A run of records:
:::

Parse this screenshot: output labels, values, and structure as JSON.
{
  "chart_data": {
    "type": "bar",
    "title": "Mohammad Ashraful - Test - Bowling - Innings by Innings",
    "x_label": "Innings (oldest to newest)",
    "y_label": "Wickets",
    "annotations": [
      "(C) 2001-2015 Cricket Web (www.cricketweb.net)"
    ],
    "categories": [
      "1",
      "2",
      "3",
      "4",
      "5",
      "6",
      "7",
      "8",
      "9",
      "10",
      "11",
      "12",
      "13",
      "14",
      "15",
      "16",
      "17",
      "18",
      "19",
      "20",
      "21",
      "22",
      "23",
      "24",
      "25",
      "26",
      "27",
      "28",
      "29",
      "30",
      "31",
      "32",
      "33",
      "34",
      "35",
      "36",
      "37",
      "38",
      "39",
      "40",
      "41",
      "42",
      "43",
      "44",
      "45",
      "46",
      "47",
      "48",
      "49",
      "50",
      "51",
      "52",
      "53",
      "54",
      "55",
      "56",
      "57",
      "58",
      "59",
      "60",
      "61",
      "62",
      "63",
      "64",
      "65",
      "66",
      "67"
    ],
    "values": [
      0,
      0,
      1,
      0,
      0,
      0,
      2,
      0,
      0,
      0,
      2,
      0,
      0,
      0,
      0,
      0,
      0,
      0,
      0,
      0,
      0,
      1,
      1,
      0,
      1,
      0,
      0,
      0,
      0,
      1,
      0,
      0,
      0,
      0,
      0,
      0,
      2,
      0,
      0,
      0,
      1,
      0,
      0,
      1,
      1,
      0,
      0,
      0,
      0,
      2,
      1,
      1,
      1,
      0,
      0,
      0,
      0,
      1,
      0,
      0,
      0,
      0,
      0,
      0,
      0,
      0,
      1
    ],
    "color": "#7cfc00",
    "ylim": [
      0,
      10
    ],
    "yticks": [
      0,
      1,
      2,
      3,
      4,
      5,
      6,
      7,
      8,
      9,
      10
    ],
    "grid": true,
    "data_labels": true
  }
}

:::

In the records above, find the lines containing "values" and copy them.

Response to this exercise:
Parse this screenshot: output labels, values, and structure as JSON.
    "values": [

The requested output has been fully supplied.